Directive: Each line of the material below that holds the word "weiß" needs to be copied.
## start Supplied material
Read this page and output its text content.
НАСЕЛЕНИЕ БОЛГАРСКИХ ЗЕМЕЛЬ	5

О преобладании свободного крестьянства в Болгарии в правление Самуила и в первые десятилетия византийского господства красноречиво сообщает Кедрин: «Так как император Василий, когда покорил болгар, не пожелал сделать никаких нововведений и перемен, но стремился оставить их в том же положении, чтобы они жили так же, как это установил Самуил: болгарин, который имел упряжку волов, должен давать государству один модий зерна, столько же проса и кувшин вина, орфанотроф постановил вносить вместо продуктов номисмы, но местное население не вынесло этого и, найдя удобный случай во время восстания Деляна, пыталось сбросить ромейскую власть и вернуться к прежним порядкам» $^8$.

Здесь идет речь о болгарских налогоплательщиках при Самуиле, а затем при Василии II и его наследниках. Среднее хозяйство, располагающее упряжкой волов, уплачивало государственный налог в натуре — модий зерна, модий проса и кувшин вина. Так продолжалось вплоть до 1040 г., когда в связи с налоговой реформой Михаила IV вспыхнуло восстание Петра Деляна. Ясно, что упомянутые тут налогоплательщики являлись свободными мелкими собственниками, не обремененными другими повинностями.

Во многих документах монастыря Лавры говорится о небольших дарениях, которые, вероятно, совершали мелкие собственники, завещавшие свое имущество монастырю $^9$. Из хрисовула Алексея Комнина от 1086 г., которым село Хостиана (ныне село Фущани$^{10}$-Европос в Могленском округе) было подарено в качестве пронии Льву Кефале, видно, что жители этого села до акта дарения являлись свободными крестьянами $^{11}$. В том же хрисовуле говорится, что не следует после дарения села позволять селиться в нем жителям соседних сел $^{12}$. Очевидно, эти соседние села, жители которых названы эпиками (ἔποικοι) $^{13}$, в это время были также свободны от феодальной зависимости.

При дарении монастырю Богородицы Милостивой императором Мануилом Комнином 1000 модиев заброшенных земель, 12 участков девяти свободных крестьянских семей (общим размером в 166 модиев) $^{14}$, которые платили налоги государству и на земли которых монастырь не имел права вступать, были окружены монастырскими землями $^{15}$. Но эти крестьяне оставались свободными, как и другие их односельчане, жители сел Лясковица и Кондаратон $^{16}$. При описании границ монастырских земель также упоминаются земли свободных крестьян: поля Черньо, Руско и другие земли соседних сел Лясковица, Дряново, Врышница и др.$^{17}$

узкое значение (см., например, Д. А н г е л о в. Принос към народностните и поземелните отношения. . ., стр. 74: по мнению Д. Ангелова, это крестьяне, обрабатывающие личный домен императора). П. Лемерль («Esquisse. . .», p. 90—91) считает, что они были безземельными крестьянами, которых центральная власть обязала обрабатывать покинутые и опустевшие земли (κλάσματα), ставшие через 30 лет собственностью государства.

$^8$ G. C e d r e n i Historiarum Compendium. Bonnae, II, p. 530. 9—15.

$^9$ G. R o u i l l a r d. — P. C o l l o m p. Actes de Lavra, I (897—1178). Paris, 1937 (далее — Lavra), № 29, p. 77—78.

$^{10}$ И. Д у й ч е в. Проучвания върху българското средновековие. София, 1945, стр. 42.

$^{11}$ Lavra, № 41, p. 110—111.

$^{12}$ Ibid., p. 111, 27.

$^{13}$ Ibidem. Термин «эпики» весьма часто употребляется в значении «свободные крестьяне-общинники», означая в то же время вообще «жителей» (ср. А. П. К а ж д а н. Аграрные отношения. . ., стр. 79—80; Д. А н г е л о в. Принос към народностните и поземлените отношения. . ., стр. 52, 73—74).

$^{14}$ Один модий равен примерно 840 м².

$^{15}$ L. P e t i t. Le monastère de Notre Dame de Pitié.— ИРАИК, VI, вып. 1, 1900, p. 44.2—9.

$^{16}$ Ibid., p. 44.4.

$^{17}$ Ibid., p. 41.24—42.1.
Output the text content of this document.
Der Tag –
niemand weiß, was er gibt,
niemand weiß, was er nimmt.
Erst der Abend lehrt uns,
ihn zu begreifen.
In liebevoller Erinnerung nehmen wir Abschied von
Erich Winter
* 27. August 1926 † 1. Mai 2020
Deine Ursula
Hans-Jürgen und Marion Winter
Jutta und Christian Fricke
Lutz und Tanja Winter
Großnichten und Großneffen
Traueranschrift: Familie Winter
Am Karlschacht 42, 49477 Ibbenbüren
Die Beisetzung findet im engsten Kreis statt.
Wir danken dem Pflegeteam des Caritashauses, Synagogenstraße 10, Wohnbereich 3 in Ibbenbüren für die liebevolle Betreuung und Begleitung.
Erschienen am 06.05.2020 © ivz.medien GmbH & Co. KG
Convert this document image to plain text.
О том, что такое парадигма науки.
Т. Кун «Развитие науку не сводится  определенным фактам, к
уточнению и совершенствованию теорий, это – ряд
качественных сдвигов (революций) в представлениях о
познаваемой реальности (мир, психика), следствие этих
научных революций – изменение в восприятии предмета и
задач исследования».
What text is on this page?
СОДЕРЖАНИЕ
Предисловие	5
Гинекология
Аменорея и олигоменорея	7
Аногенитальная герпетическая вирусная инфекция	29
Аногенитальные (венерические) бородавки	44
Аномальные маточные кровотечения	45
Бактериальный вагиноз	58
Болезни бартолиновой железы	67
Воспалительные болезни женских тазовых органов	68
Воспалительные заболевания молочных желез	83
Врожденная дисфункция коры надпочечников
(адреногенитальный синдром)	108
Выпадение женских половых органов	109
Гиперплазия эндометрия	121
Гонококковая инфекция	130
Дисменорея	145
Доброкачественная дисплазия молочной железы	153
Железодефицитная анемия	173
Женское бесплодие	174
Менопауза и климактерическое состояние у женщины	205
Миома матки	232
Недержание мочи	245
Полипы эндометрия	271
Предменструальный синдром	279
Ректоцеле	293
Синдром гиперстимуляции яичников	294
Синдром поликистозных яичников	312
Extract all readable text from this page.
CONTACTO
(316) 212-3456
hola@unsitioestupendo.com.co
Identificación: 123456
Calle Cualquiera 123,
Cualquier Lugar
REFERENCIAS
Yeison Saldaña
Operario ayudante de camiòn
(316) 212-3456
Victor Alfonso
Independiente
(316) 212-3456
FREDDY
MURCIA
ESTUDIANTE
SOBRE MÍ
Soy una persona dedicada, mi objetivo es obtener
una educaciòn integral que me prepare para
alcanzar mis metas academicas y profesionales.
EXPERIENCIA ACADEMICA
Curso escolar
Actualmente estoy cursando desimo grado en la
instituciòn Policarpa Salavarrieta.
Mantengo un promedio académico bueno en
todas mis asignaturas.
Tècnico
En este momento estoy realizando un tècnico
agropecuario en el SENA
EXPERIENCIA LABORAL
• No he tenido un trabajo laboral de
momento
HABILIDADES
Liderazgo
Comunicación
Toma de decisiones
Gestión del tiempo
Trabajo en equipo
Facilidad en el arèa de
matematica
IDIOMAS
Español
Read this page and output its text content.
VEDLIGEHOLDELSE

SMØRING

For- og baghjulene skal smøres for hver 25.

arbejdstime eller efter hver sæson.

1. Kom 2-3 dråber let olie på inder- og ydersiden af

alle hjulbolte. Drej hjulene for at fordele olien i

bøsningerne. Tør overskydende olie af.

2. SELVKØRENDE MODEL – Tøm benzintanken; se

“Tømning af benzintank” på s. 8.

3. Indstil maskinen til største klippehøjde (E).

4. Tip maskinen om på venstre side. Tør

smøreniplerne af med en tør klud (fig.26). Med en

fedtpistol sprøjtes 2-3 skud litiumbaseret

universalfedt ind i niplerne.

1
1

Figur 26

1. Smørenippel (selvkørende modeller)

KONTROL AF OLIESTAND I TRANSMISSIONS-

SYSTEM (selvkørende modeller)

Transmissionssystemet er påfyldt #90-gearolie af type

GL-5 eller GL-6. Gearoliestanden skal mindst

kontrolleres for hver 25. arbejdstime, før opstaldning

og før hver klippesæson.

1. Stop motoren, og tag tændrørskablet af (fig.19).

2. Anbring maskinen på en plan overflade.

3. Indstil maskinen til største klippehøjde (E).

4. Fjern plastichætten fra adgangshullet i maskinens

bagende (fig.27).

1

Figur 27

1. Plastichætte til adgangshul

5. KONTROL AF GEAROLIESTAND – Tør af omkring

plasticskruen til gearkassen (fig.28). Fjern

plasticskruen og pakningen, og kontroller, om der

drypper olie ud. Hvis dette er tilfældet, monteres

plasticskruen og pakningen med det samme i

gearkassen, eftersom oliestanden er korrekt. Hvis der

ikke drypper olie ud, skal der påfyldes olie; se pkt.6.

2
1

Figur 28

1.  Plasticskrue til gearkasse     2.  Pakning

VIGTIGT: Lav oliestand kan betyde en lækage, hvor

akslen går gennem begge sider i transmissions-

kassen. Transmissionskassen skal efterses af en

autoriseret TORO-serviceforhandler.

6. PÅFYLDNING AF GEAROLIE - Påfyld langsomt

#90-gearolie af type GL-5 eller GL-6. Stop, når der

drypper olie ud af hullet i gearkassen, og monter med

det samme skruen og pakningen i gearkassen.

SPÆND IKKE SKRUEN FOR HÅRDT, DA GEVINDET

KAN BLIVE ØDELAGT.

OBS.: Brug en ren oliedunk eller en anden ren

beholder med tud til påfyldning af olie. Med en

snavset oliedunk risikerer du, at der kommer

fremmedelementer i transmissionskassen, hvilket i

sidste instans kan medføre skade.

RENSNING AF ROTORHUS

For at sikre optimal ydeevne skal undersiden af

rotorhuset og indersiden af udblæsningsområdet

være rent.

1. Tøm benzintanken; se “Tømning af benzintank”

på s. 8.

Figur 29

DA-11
## end Supplied material
The completed task:
niemand weiß, was er gibt,
niemand weiß, was er nimmt.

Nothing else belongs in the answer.